◆ DATA SHOWN ◆
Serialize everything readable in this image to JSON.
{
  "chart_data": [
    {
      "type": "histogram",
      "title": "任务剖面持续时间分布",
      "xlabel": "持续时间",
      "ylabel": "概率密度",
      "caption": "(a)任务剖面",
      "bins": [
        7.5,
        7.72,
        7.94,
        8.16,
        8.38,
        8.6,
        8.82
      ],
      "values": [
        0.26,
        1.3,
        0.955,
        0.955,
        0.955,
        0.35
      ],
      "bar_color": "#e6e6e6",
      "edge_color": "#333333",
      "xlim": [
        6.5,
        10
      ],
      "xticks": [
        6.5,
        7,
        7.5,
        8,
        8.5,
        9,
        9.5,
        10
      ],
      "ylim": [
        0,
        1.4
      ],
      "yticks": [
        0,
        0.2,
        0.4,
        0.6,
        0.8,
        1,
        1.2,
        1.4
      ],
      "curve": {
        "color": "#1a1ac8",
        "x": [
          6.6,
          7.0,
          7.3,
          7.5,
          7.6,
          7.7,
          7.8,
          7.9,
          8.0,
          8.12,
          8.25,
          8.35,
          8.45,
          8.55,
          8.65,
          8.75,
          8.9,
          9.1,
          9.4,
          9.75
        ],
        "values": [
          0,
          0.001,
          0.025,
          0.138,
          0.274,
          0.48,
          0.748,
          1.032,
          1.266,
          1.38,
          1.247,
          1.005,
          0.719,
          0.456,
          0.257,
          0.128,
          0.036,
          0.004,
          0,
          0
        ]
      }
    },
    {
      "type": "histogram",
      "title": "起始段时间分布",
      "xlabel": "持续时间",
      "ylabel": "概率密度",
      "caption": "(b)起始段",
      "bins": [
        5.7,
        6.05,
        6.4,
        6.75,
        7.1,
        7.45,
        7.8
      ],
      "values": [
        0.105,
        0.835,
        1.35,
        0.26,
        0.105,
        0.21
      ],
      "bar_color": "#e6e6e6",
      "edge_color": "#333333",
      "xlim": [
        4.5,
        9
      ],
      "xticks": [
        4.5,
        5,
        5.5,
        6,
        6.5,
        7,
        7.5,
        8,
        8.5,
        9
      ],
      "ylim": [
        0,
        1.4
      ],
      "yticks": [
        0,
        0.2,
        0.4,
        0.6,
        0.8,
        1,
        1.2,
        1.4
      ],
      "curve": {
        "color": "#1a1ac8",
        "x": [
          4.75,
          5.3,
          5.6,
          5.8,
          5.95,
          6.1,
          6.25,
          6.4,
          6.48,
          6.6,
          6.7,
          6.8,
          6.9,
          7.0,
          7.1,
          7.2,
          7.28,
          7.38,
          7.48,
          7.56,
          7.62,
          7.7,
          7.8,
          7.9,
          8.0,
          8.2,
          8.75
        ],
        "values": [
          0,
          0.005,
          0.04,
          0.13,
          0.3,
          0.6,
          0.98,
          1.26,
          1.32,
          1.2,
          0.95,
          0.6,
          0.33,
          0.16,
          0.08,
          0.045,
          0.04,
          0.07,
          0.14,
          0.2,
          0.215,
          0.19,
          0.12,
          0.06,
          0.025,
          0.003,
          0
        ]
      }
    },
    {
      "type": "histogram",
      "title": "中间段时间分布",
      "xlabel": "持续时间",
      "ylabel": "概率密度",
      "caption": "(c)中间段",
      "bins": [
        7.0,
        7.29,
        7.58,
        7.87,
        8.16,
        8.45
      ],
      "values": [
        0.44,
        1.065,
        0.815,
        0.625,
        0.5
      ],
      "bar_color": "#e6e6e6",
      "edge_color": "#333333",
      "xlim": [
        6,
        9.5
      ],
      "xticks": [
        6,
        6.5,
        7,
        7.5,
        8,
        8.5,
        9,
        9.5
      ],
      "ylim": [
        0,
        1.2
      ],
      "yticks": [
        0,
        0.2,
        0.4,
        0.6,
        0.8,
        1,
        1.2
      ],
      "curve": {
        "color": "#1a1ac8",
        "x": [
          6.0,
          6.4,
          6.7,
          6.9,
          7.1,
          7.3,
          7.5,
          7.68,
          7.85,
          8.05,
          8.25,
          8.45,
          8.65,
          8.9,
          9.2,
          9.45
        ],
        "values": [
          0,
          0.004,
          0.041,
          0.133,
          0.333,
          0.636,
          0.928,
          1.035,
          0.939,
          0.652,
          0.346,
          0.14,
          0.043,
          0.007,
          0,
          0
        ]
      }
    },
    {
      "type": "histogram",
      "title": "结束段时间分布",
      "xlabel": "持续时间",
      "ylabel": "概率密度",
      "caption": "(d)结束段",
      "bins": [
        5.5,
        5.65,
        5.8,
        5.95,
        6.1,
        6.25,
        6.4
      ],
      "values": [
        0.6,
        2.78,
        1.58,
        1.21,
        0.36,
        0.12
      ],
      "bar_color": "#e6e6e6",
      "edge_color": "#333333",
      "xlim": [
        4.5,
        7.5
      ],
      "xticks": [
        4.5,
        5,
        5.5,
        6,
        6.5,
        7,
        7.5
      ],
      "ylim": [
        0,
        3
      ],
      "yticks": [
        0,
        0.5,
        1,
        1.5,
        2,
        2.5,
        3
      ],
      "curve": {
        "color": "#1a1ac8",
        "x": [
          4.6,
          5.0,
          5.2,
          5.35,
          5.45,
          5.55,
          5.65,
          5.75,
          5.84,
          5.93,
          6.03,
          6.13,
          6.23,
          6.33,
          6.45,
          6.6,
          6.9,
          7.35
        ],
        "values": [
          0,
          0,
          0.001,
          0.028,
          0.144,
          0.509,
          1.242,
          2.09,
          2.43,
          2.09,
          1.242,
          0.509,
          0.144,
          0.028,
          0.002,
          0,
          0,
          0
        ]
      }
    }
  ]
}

◆ TASK TO CARRY OUT ◆
Where a line in the entries holds the word "caption", copy that line.

◆ FINAL RESULT ◆
      "caption": "(a)任务剖面",
      "caption": "(b)起始段",
      "caption": "(c)中间段",
      "caption": "(d)结束段",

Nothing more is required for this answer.